_Required work_: Copy all lines holding the word "квитирования" from the entries.

_Data entries_:
------------------------------------------------------------
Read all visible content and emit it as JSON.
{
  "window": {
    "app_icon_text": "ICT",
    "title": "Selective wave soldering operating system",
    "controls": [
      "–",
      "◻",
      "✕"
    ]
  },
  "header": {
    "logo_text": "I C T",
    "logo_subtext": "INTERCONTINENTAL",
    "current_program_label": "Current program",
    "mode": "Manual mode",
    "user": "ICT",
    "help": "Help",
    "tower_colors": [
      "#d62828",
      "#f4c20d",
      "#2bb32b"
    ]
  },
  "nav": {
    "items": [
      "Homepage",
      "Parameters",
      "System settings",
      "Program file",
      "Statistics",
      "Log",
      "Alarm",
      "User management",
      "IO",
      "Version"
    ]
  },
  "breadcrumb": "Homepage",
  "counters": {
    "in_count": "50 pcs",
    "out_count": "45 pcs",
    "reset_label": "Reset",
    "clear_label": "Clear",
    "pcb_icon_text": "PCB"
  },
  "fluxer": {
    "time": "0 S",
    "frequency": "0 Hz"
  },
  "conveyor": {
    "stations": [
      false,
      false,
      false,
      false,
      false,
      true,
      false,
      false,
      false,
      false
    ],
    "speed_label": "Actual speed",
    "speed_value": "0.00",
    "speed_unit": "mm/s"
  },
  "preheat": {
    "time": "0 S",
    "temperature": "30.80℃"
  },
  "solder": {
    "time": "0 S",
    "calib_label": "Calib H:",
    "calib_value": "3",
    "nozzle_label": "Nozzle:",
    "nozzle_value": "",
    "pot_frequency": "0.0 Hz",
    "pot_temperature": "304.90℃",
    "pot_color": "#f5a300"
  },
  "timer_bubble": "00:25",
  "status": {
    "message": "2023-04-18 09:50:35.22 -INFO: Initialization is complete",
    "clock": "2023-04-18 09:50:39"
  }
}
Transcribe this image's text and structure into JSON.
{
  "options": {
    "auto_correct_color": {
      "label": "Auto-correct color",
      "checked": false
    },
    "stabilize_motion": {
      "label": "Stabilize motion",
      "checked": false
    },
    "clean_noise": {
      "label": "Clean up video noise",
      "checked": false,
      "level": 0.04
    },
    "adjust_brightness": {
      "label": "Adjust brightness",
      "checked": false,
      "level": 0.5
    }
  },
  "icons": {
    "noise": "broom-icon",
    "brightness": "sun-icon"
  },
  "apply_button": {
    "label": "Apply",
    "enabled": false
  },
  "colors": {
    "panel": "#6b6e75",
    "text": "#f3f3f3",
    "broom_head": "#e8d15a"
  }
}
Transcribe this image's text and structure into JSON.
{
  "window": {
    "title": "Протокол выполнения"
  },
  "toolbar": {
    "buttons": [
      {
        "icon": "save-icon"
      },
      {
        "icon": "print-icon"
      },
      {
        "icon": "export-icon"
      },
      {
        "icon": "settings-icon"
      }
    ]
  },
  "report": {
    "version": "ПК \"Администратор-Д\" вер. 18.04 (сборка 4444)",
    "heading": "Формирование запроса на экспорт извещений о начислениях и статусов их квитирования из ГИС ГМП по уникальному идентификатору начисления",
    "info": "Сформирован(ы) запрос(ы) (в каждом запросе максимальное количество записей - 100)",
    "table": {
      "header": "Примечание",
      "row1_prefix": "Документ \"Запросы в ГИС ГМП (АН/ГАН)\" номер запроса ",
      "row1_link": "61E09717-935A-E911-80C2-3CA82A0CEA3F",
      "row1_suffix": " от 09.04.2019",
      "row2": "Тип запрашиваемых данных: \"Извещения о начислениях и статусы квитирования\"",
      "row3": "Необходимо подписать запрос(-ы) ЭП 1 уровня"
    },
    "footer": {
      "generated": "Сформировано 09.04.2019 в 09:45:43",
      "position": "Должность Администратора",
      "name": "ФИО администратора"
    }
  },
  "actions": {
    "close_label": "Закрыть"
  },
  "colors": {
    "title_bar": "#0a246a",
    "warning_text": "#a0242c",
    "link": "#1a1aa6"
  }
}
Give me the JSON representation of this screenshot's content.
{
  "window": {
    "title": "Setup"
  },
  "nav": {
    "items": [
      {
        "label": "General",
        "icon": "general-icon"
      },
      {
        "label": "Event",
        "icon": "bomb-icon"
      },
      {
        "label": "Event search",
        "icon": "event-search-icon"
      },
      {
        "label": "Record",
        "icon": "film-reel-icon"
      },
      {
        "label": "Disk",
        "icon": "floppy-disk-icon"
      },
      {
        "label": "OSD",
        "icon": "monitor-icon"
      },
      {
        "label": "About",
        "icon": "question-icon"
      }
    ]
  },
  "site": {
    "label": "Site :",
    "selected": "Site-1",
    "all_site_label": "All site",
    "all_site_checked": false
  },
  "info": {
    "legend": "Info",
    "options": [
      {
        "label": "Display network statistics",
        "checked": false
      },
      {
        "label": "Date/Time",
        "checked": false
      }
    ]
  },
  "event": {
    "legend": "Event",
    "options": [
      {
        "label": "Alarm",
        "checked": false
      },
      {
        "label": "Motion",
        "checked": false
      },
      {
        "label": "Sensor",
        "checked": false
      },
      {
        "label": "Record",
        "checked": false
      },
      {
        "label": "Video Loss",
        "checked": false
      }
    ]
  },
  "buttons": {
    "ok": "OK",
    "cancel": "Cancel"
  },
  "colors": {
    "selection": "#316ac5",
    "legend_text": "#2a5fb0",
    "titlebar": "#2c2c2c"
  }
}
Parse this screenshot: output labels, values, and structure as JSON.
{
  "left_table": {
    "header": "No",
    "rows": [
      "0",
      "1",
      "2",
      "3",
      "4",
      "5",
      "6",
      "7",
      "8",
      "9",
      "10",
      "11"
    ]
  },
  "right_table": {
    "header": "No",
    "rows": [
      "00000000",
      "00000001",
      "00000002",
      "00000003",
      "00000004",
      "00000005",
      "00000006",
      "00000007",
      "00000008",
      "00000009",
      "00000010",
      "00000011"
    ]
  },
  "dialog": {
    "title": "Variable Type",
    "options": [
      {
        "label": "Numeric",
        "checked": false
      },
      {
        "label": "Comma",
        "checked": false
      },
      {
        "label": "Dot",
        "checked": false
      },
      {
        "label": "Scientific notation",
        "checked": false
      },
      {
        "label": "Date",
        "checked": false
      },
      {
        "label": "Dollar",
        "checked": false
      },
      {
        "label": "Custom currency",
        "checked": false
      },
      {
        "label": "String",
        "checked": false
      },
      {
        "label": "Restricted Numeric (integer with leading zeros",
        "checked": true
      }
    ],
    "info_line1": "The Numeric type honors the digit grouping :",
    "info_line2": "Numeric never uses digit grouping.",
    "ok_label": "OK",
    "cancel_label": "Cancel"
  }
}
------------------------------------------------------------
_Task answer_:
    "heading": "Формирование запроса на экспорт извещений о начислениях и статусов их квитирования из ГИС ГМП по уникальному идентификатору начисления",
      "row2": "Тип запрашиваемых данных: \"Извещения о начислениях и статусы квитирования\"",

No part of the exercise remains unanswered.